> **TASK REQUIREMENTS**:
Set down the material once more, exactly as it appears.

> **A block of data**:
---

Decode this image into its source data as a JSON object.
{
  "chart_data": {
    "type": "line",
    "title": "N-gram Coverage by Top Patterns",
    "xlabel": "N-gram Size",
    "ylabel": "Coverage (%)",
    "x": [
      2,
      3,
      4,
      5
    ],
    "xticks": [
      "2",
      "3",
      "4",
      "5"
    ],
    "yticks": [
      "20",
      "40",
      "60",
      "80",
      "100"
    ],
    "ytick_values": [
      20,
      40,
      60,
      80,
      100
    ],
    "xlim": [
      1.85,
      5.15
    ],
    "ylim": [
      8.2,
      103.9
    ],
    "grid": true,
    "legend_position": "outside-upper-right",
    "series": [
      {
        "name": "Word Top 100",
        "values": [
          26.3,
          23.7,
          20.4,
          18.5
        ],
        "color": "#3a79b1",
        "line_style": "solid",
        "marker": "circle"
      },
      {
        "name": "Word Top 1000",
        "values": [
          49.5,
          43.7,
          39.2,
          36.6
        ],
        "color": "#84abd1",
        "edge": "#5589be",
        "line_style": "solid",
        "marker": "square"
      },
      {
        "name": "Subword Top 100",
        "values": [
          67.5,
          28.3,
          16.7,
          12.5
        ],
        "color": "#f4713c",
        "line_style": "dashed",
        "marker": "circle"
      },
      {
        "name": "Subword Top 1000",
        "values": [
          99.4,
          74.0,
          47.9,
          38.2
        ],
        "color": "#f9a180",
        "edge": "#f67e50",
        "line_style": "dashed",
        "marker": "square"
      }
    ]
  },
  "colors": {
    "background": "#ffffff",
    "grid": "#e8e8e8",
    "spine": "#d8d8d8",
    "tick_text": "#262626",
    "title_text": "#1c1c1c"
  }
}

---

> **RESPONSE TO THE EXERCISE**:
Decode this image into its source data as a JSON object.
{
  "chart_data": {
    "type": "line",
    "title": "N-gram Coverage by Top Patterns",
    "xlabel": "N-gram Size",
    "ylabel": "Coverage (%)",
    "x": [
      2,
      3,
      4,
      5
    ],
    "xticks": [
      "2",
      "3",
      "4",
      "5"
    ],
    "yticks": [
      "20",
      "40",
      "60",
      "80",
      "100"
    ],
    "ytick_values": [
      20,
      40,
      60,
      80,
      100
    ],
    "xlim": [
      1.85,
      5.15
    ],
    "ylim": [
      8.2,
      103.9
    ],
    "grid": true,
    "legend_position": "outside-upper-right",
    "series": [
      {
        "name": "Word Top 100",
        "values": [
          26.3,
          23.7,
          20.4,
          18.5
        ],
        "color": "#3a79b1",
        "line_style": "solid",
        "marker": "circle"
      },
      {
        "name": "Word Top 1000",
        "values": [
          49.5,
          43.7,
          39.2,
          36.6
        ],
        "color": "#84abd1",
        "edge": "#5589be",
        "line_style": "solid",
        "marker": "square"
      },
      {
        "name": "Subword Top 100",
        "values": [
          67.5,
          28.3,
          16.7,
          12.5
        ],
        "color": "#f4713c",
        "line_style": "dashed",
        "marker": "circle"
      },
      {
        "name": "Subword Top 1000",
        "values": [
          99.4,
          74.0,
          47.9,
          38.2
        ],
        "color": "#f9a180",
        "edge": "#f67e50",
        "line_style": "dashed",
        "marker": "square"
      }
    ]
  },
  "colors": {
    "background": "#ffffff",
    "grid": "#e8e8e8",
    "spine": "#d8d8d8",
    "tick_text": "#262626",
    "title_text": "#1c1c1c"
  }
}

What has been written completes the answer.